Directions: All entries must be repeated exactly; do not include the pictures.

Extracted records:
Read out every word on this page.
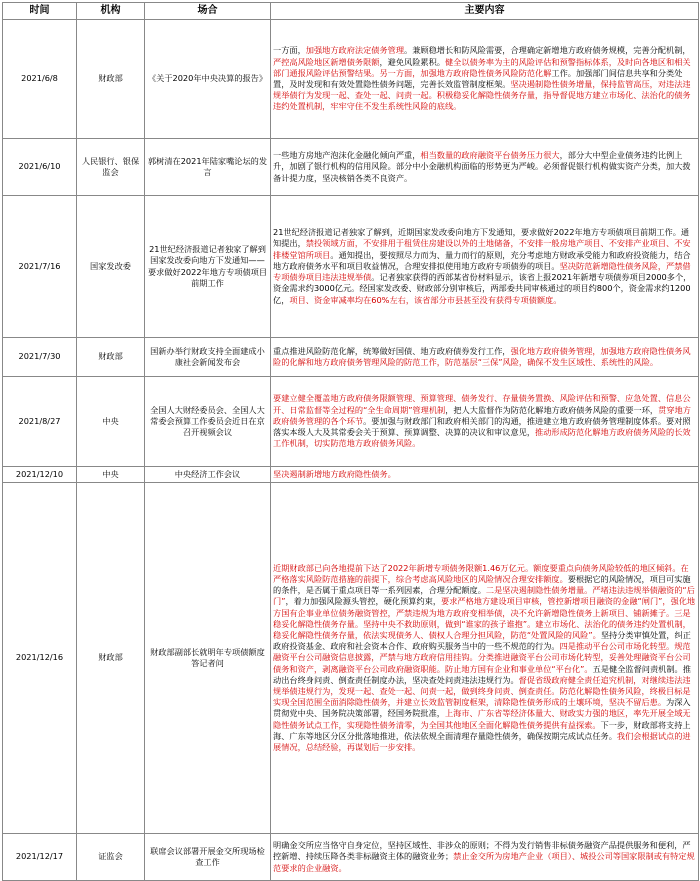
时间	机构	场合	主要内容
2021/6/8	财政部	《关于2020年中央决算的报告》	一方面，加强地方政府法定债务管理。兼顾稳增长和防风险需要，合理确定新增地方政府债务规模，完善分配机制，严控高风险地区新增债务限额，避免风险累积。健全以债务率为主的风险评估和预警指标体系，及时向各地区和相关部门通报风险评估预警结果。另一方面，加强地方政府隐性债务风险防范化解工作。加强部门间信息共享和分类处置，及时发现和有效处置隐性债务问题，完善长效监管制度框架。坚决遏制隐性债务增量，保持监管高压，对违法违规举债行为发现一起、查处一起、问责一起。积极稳妥化解隐性债务存量，指导督促地方建立市场化、法治化的债务违约处置机制，牢牢守住不发生系统性风险的底线。
2021/6/10	人民银行、银保监会	郭树清在2021年陆家嘴论坛的发言	一些地方房地产泡沫化金融化倾向严重，相当数量的政府融资平台债务压力很大，部分大中型企业债务违约比例上升，加剧了银行机构的信用风险。部分中小金融机构面临的形势更为严峻。必须督促银行机构做实资产分类，加大拨备计提力度，坚决核销各类不良资产。
2021/7/16	国家发改委	21世纪经济报道记者独家了解到国家发改委向地方下发通知——要求做好2022年地方专项债项目前期工作	21世纪经济报道记者独家了解到，近期国家发改委向地方下发通知，要求做好2022年地方专项债项目前期工作。通知提出，禁投领域方面，不安排用于租赁住房建设以外的土地储备，不安排一般房地产项目、不安排产业项目、不安排楼堂馆所项目。通知提出，要按照尽力而为、量力而行的原则，充分考虑地方财政承受能力和政府投资能力，结合地方政府债务水平和项目收益情况，合理安排拟使用地方政府专项债券的项目。坚决防范新增隐性债务风险，严禁借专项债券项目违法违规举债。记者独家获得的西部某省份材料显示，该省上报2021年新增专项债券项目2000多个，资金需求约3000亿元。经国家发改委、财政部分别审核后，两部委共同审核通过的项目约800个，资金需求约1200亿，项目、资金审减率均在60%左右，该省部分市县甚至没有获得专项债额度。
2021/7/30	财政部	国新办举行财政支持全面建成小康社会新闻发布会	重点推进风险防范化解，统筹做好国债、地方政府债券发行工作，强化地方政府债务管理，加强地方政府隐性债务风险的化解和地方政府债务管理风险的防范工作，防范基层“三保”风险，确保不发生区域性、系统性的风险。
2021/8/27	中央	全国人大财经委员会、全国人大常委会预算工作委员会近日在京召开视频会议	要建立健全覆盖地方政府债务限额管理、预算管理、债务发行、存量债务置换、风险评估和预警、应急处置、信息公开、日常监督等全过程的“全生命周期”管理机制，把人大监督作为防范化解地方政府债务风险的重要一环，贯穿地方政府债务管理的各个环节。要加强与财政部门和政府相关部门的沟通，推进建立地方政府债务管理制度体系。要对照落实本级人大及其常委会关于预算、预算调整、决算的决议和审议意见，推动形成防范化解地方政府债务风险的长效工作机制，切实防范地方政府债务风险。
2021/12/10	中央	中央经济工作会议	坚决遏制新增地方政府隐性债务。
2021/12/16	财政部	财政部副部长就明年专项债额度答记者问	近期财政部已向各地提前下达了2022年新增专项债务限额1.46万亿元。额度要重点向债务风险较低的地区倾斜。在严格落实风险防范措施的前提下，综合考虑高风险地区的风险情况合理安排额度。要根据它的风险情况，项目可实施的条件，是否属于重点项目等一系列因素，合理分配额度。二是坚决遏制隐性债务增量。严堵违法违规举债融资的“后门”，着力加强风险源头管控，硬化预算约束，要求严格地方建设项目审核，管控新增项目融资的金融“闸门”，强化地方国有企事业单位债务融资管控，严禁违规为地方政府变相举债，决不允许新增隐性债务上新项目、铺新摊子。三是稳妥化解隐性债务存量。坚持中央不救助原则，做到“谁家的孩子谁抱”。建立市场化、法治化的债务违约处置机制，稳妥化解隐性债务存量，依法实现债务人、债权人合理分担风险，防范“处置风险的风险”。坚持分类审慎处置，纠正政府投资基金、政府和社会资本合作、政府购买服务当中的一些不规范的行为。四是推动平台公司市场化转型。规范融资平台公司融资信息披露，严禁与地方政府信用挂钩。分类推进融资平台公司市场化转型，妥善处理融资平台公司债务和资产，剥离融资平台公司政府融资职能。防止地方国有企业和事业单位“平台化”。五是健全监督问责机制。推动出台终身问责、倒查责任制度办法，坚决查处问责违法违规行为。督促省级政府健全责任追究机制，对继续违法违规举债违规行为，发现一起、查处一起、问责一起，做到终身问责、倒查责任。防范化解隐性债务风险，终极目标是实现全国范围全面消除隐性债务，并建立长效监管制度框架，清除隐性债务形成的土壤环境，坚决不留后患。为深入贯彻党中央、国务院决策部署，经国务院批准，上海市、广东省等经济体量大、财政实力强的地区，率先开展全域无隐性债务试点工作，实现隐性债务清零，为全国其他地区全面化解隐性债务提供有益探索。下一步，财政部将支持上海、广东等地区分区分批落地推进，依法依规全面清理存量隐性债务，确保按期完成试点任务。我们会根据试点的进展情况，总结经验，再谋划后一步安排。
2021/12/17	证监会	联席会议部署开展金交所现场检查工作	明确金交所应当恪守自身定位，坚持区域性、非涉众的原则；不得为发行销售非标债务融资产品提供服务和便利，严控新增、持续压降各类非标融资主体的融资业务；禁止金交所为房地产企业（项目）、城投公司等国家限制或有特定规范要求的企业融资。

Exercise output:
Read out every word on this page.
时间	机构	场合	主要内容
2021/6/8	财政部	《关于2020年中央决算的报告》	一方面，加强地方政府法定债务管理。兼顾稳增长和防风险需要，合理确定新增地方政府债务规模，完善分配机制，严控高风险地区新增债务限额，避免风险累积。健全以债务率为主的风险评估和预警指标体系，及时向各地区和相关部门通报风险评估预警结果。另一方面，加强地方政府隐性债务风险防范化解工作。加强部门间信息共享和分类处置，及时发现和有效处置隐性债务问题，完善长效监管制度框架。坚决遏制隐性债务增量，保持监管高压，对违法违规举债行为发现一起、查处一起、问责一起。积极稳妥化解隐性债务存量，指导督促地方建立市场化、法治化的债务违约处置机制，牢牢守住不发生系统性风险的底线。
2021/6/10	人民银行、银保监会	郭树清在2021年陆家嘴论坛的发言	一些地方房地产泡沫化金融化倾向严重，相当数量的政府融资平台债务压力很大，部分大中型企业债务违约比例上升，加剧了银行机构的信用风险。部分中小金融机构面临的形势更为严峻。必须督促银行机构做实资产分类，加大拨备计提力度，坚决核销各类不良资产。
2021/7/16	国家发改委	21世纪经济报道记者独家了解到国家发改委向地方下发通知——要求做好2022年地方专项债项目前期工作	21世纪经济报道记者独家了解到，近期国家发改委向地方下发通知，要求做好2022年地方专项债项目前期工作。通知提出，禁投领域方面，不安排用于租赁住房建设以外的土地储备，不安排一般房地产项目、不安排产业项目、不安排楼堂馆所项目。通知提出，要按照尽力而为、量力而行的原则，充分考虑地方财政承受能力和政府投资能力，结合地方政府债务水平和项目收益情况，合理安排拟使用地方政府专项债券的项目。坚决防范新增隐性债务风险，严禁借专项债券项目违法违规举债。记者独家获得的西部某省份材料显示，该省上报2021年新增专项债券项目2000多个，资金需求约3000亿元。经国家发改委、财政部分别审核后，两部委共同审核通过的项目约800个，资金需求约1200亿，项目、资金审减率均在60%左右，该省部分市县甚至没有获得专项债额度。
2021/7/30	财政部	国新办举行财政支持全面建成小康社会新闻发布会	重点推进风险防范化解，统筹做好国债、地方政府债券发行工作，强化地方政府债务管理，加强地方政府隐性债务风险的化解和地方政府债务管理风险的防范工作，防范基层“三保”风险，确保不发生区域性、系统性的风险。
2021/8/27	中央	全国人大财经委员会、全国人大常委会预算工作委员会近日在京召开视频会议	要建立健全覆盖地方政府债务限额管理、预算管理、债务发行、存量债务置换、风险评估和预警、应急处置、信息公开、日常监督等全过程的“全生命周期”管理机制，把人大监督作为防范化解地方政府债务风险的重要一环，贯穿地方政府债务管理的各个环节。要加强与财政部门和政府相关部门的沟通，推进建立地方政府债务管理制度体系。要对照落实本级人大及其常委会关于预算、预算调整、决算的决议和审议意见，推动形成防范化解地方政府债务风险的长效工作机制，切实防范地方政府债务风险。
2021/12/10	中央	中央经济工作会议	坚决遏制新增地方政府隐性债务。
2021/12/16	财政部	财政部副部长就明年专项债额度答记者问	近期财政部已向各地提前下达了2022年新增专项债务限额1.46万亿元。额度要重点向债务风险较低的地区倾斜。在严格落实风险防范措施的前提下，综合考虑高风险地区的风险情况合理安排额度。要根据它的风险情况，项目可实施的条件，是否属于重点项目等一系列因素，合理分配额度。二是坚决遏制隐性债务增量。严堵违法违规举债融资的“后门”，着力加强风险源头管控，硬化预算约束，要求严格地方建设项目审核，管控新增项目融资的金融“闸门”，强化地方国有企事业单位债务融资管控，严禁违规为地方政府变相举债，决不允许新增隐性债务上新项目、铺新摊子。三是稳妥化解隐性债务存量。坚持中央不救助原则，做到“谁家的孩子谁抱”。建立市场化、法治化的债务违约处置机制，稳妥化解隐性债务存量，依法实现债务人、债权人合理分担风险，防范“处置风险的风险”。坚持分类审慎处置，纠正政府投资基金、政府和社会资本合作、政府购买服务当中的一些不规范的行为。四是推动平台公司市场化转型。规范融资平台公司融资信息披露，严禁与地方政府信用挂钩。分类推进融资平台公司市场化转型，妥善处理融资平台公司债务和资产，剥离融资平台公司政府融资职能。防止地方国有企业和事业单位“平台化”。五是健全监督问责机制。推动出台终身问责、倒查责任制度办法，坚决查处问责违法违规行为。督促省级政府健全责任追究机制，对继续违法违规举债违规行为，发现一起、查处一起、问责一起，做到终身问责、倒查责任。防范化解隐性债务风险，终极目标是实现全国范围全面消除隐性债务，并建立长效监管制度框架，清除隐性债务形成的土壤环境，坚决不留后患。为深入贯彻党中央、国务院决策部署，经国务院批准，上海市、广东省等经济体量大、财政实力强的地区，率先开展全域无隐性债务试点工作，实现隐性债务清零，为全国其他地区全面化解隐性债务提供有益探索。下一步，财政部将支持上海、广东等地区分区分批落地推进，依法依规全面清理存量隐性债务，确保按期完成试点任务。我们会根据试点的进展情况，总结经验，再谋划后一步安排。
2021/12/17	证监会	联席会议部署开展金交所现场检查工作	明确金交所应当恪守自身定位，坚持区域性、非涉众的原则；不得为发行销售非标债务融资产品提供服务和便利，严控新增、持续压降各类非标融资主体的融资业务；禁止金交所为房地产企业（项目）、城投公司等国家限制或有特定规范要求的企业融资。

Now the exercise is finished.